__EXERCISE TASK__:
Copy every record below exactly.

__GIVEN RECORDS__:

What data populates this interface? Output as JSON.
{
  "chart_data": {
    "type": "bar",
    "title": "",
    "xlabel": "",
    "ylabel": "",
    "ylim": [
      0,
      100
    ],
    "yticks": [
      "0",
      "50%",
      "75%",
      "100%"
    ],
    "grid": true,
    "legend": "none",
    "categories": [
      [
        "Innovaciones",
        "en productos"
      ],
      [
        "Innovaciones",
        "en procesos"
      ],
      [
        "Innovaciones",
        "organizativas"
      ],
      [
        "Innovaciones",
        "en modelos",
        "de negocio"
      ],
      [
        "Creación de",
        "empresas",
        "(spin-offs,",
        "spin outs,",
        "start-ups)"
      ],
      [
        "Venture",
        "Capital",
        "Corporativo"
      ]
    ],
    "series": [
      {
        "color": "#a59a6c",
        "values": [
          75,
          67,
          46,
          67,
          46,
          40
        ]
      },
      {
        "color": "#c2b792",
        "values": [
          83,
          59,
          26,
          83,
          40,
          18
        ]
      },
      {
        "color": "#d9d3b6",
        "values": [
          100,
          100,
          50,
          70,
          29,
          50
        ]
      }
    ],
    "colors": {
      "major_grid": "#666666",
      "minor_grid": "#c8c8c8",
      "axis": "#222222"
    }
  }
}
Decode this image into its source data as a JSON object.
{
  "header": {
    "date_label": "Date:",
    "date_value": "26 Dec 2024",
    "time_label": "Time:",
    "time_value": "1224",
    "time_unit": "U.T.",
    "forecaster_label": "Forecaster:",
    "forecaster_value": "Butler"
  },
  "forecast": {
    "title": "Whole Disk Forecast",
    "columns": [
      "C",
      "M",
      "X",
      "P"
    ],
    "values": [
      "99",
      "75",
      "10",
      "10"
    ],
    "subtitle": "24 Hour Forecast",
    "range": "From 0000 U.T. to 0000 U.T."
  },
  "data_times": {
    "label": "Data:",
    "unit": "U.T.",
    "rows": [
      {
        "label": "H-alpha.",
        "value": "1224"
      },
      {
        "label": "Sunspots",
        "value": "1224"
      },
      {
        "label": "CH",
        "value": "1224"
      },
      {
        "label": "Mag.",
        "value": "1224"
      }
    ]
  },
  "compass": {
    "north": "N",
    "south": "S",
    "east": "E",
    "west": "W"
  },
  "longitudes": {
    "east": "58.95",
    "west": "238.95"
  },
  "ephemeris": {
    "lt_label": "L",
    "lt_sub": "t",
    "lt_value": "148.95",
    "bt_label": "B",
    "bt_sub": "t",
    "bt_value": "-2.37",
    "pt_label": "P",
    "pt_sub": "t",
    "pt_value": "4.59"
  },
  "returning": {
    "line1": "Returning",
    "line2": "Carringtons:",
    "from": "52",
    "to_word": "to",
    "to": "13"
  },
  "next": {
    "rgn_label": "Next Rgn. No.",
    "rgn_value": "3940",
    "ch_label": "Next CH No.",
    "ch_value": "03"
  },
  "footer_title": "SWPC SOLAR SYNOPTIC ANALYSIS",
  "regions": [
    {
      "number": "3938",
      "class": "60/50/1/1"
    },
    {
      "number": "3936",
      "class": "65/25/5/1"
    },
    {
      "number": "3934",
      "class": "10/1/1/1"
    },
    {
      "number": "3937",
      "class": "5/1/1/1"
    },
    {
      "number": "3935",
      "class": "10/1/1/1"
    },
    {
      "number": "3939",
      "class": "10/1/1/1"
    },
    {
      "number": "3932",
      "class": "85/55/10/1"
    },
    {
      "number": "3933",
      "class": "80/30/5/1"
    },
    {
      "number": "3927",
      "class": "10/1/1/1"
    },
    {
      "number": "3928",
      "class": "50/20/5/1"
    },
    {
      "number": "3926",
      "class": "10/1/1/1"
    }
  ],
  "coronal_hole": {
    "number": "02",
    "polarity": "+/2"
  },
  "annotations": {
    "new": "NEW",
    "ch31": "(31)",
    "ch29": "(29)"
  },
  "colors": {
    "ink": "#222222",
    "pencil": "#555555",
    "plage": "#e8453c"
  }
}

__REPLY TO THE EXERCISE__:
What data populates this interface? Output as JSON.
{
  "chart_data": {
    "type": "bar",
    "title": "",
    "xlabel": "",
    "ylabel": "",
    "ylim": [
      0,
      100
    ],
    "yticks": [
      "0",
      "50%",
      "75%",
      "100%"
    ],
    "grid": true,
    "legend": "none",
    "categories": [
      [
        "Innovaciones",
        "en productos"
      ],
      [
        "Innovaciones",
        "en procesos"
      ],
      [
        "Innovaciones",
        "organizativas"
      ],
      [
        "Innovaciones",
        "en modelos",
        "de negocio"
      ],
      [
        "Creación de",
        "empresas",
        "(spin-offs,",
        "spin outs,",
        "start-ups)"
      ],
      [
        "Venture",
        "Capital",
        "Corporativo"
      ]
    ],
    "series": [
      {
        "color": "#a59a6c",
        "values": [
          75,
          67,
          46,
          67,
          46,
          40
        ]
      },
      {
        "color": "#c2b792",
        "values": [
          83,
          59,
          26,
          83,
          40,
          18
        ]
      },
      {
        "color": "#d9d3b6",
        "values": [
          100,
          100,
          50,
          70,
          29,
          50
        ]
      }
    ],
    "colors": {
      "major_grid": "#666666",
      "minor_grid": "#c8c8c8",
      "axis": "#222222"
    }
  }
}
Decode this image into its source data as a JSON object.
{
  "header": {
    "date_label": "Date:",
    "date_value": "26 Dec 2024",
    "time_label": "Time:",
    "time_value": "1224",
    "time_unit": "U.T.",
    "forecaster_label": "Forecaster:",
    "forecaster_value": "Butler"
  },
  "forecast": {
    "title": "Whole Disk Forecast",
    "columns": [
      "C",
      "M",
      "X",
      "P"
    ],
    "values": [
      "99",
      "75",
      "10",
      "10"
    ],
    "subtitle": "24 Hour Forecast",
    "range": "From 0000 U.T. to 0000 U.T."
  },
  "data_times": {
    "label": "Data:",
    "unit": "U.T.",
    "rows": [
      {
        "label": "H-alpha.",
        "value": "1224"
      },
      {
        "label": "Sunspots",
        "value": "1224"
      },
      {
        "label": "CH",
        "value": "1224"
      },
      {
        "label": "Mag.",
        "value": "1224"
      }
    ]
  },
  "compass": {
    "north": "N",
    "south": "S",
    "east": "E",
    "west": "W"
  },
  "longitudes": {
    "east": "58.95",
    "west": "238.95"
  },
  "ephemeris": {
    "lt_label": "L",
    "lt_sub": "t",
    "lt_value": "148.95",
    "bt_label": "B",
    "bt_sub": "t",
    "bt_value": "-2.37",
    "pt_label": "P",
    "pt_sub": "t",
    "pt_value": "4.59"
  },
  "returning": {
    "line1": "Returning",
    "line2": "Carringtons:",
    "from": "52",
    "to_word": "to",
    "to": "13"
  },
  "next": {
    "rgn_label": "Next Rgn. No.",
    "rgn_value": "3940",
    "ch_label": "Next CH No.",
    "ch_value": "03"
  },
  "footer_title": "SWPC SOLAR SYNOPTIC ANALYSIS",
  "regions": [
    {
      "number": "3938",
      "class": "60/50/1/1"
    },
    {
      "number": "3936",
      "class": "65/25/5/1"
    },
    {
      "number": "3934",
      "class": "10/1/1/1"
    },
    {
      "number": "3937",
      "class": "5/1/1/1"
    },
    {
      "number": "3935",
      "class": "10/1/1/1"
    },
    {
      "number": "3939",
      "class": "10/1/1/1"
    },
    {
      "number": "3932",
      "class": "85/55/10/1"
    },
    {
      "number": "3933",
      "class": "80/30/5/1"
    },
    {
      "number": "3927",
      "class": "10/1/1/1"
    },
    {
      "number": "3928",
      "class": "50/20/5/1"
    },
    {
      "number": "3926",
      "class": "10/1/1/1"
    }
  ],
  "coronal_hole": {
    "number": "02",
    "polarity": "+/2"
  },
  "annotations": {
    "new": "NEW",
    "ch31": "(31)",
    "ch29": "(29)"
  },
  "colors": {
    "ink": "#222222",
    "pencil": "#555555",
    "plage": "#e8453c"
  }
}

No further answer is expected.